** start of LISTED ENTRIES **

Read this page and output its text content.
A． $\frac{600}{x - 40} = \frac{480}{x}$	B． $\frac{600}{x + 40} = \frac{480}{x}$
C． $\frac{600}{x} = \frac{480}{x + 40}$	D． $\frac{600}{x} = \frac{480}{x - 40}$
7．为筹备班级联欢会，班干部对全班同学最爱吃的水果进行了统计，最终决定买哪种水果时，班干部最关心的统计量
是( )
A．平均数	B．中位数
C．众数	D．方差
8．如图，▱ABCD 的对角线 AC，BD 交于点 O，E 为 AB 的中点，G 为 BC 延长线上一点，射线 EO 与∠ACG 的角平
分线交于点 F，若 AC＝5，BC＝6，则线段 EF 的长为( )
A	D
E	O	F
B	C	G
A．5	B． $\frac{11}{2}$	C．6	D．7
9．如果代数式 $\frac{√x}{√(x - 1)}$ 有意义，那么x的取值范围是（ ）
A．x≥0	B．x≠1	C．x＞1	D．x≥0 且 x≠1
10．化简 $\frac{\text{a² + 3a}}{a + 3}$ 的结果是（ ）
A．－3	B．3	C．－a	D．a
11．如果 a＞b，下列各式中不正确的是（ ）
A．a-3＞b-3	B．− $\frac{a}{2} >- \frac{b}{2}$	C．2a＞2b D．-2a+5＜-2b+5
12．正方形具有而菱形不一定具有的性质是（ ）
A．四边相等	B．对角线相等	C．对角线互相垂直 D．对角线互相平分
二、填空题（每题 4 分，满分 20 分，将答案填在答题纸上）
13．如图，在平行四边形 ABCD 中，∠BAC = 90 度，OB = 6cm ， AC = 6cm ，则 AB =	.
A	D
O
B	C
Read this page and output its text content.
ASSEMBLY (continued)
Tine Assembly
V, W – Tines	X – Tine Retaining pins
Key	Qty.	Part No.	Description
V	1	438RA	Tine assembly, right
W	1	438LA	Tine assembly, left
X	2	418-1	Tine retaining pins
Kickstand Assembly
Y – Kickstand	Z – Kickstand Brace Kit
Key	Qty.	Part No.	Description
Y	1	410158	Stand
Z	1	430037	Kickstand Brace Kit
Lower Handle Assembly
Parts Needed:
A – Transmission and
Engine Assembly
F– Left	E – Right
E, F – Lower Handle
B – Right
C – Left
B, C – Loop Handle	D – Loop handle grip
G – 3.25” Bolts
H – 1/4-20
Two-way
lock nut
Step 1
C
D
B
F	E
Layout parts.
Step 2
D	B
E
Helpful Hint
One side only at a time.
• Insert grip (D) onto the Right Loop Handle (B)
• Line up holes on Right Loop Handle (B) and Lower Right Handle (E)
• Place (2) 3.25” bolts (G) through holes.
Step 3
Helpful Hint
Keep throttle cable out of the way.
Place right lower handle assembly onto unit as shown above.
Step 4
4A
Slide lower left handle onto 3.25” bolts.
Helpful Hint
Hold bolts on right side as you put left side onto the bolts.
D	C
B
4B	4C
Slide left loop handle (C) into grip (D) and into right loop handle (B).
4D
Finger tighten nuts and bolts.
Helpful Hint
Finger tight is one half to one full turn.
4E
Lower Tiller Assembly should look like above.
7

** end of LISTED ENTRIES **

TO BE DONE -> Faithfully copy every entry, leaving nothing out.

ANSWER ->
Read this page and output its text content.
A． $\frac{600}{x - 40} = \frac{480}{x}$	B． $\frac{600}{x + 40} = \frac{480}{x}$
C． $\frac{600}{x} = \frac{480}{x + 40}$	D． $\frac{600}{x} = \frac{480}{x - 40}$
7．为筹备班级联欢会，班干部对全班同学最爱吃的水果进行了统计，最终决定买哪种水果时，班干部最关心的统计量
是( )
A．平均数	B．中位数
C．众数	D．方差
8．如图，▱ABCD 的对角线 AC，BD 交于点 O，E 为 AB 的中点，G 为 BC 延长线上一点，射线 EO 与∠ACG 的角平
分线交于点 F，若 AC＝5，BC＝6，则线段 EF 的长为( )
A	D
E	O	F
B	C	G
A．5	B． $\frac{11}{2}$	C．6	D．7
9．如果代数式 $\frac{√x}{√(x - 1)}$ 有意义，那么x的取值范围是（ ）
A．x≥0	B．x≠1	C．x＞1	D．x≥0 且 x≠1
10．化简 $\frac{\text{a² + 3a}}{a + 3}$ 的结果是（ ）
A．－3	B．3	C．－a	D．a
11．如果 a＞b，下列各式中不正确的是（ ）
A．a-3＞b-3	B．− $\frac{a}{2} >- \frac{b}{2}$	C．2a＞2b D．-2a+5＜-2b+5
12．正方形具有而菱形不一定具有的性质是（ ）
A．四边相等	B．对角线相等	C．对角线互相垂直 D．对角线互相平分
二、填空题（每题 4 分，满分 20 分，将答案填在答题纸上）
13．如图，在平行四边形 ABCD 中，∠BAC = 90 度，OB = 6cm ， AC = 6cm ，则 AB =	.
A	D
O
B	C
Read this page and output its text content.
ASSEMBLY (continued)
Tine Assembly
V, W – Tines	X – Tine Retaining pins
Key	Qty.	Part No.	Description
V	1	438RA	Tine assembly, right
W	1	438LA	Tine assembly, left
X	2	418-1	Tine retaining pins
Kickstand Assembly
Y – Kickstand	Z – Kickstand Brace Kit
Key	Qty.	Part No.	Description
Y	1	410158	Stand
Z	1	430037	Kickstand Brace Kit
Lower Handle Assembly
Parts Needed:
A – Transmission and
Engine Assembly
F– Left	E – Right
E, F – Lower Handle
B – Right
C – Left
B, C – Loop Handle	D – Loop handle grip
G – 3.25” Bolts
H – 1/4-20
Two-way
lock nut
Step 1
C
D
B
F	E
Layout parts.
Step 2
D	B
E
Helpful Hint
One side only at a time.
• Insert grip (D) onto the Right Loop Handle (B)
• Line up holes on Right Loop Handle (B) and Lower Right Handle (E)
• Place (2) 3.25” bolts (G) through holes.
Step 3
Helpful Hint
Keep throttle cable out of the way.
Place right lower handle assembly onto unit as shown above.
Step 4
4A
Slide lower left handle onto 3.25” bolts.
Helpful Hint
Hold bolts on right side as you put left side onto the bolts.
D	C
B
4B	4C
Slide left loop handle (C) into grip (D) and into right loop handle (B).
4D
Finger tighten nuts and bolts.
Helpful Hint
Finger tight is one half to one full turn.
4E
Lower Tiller Assembly should look like above.
7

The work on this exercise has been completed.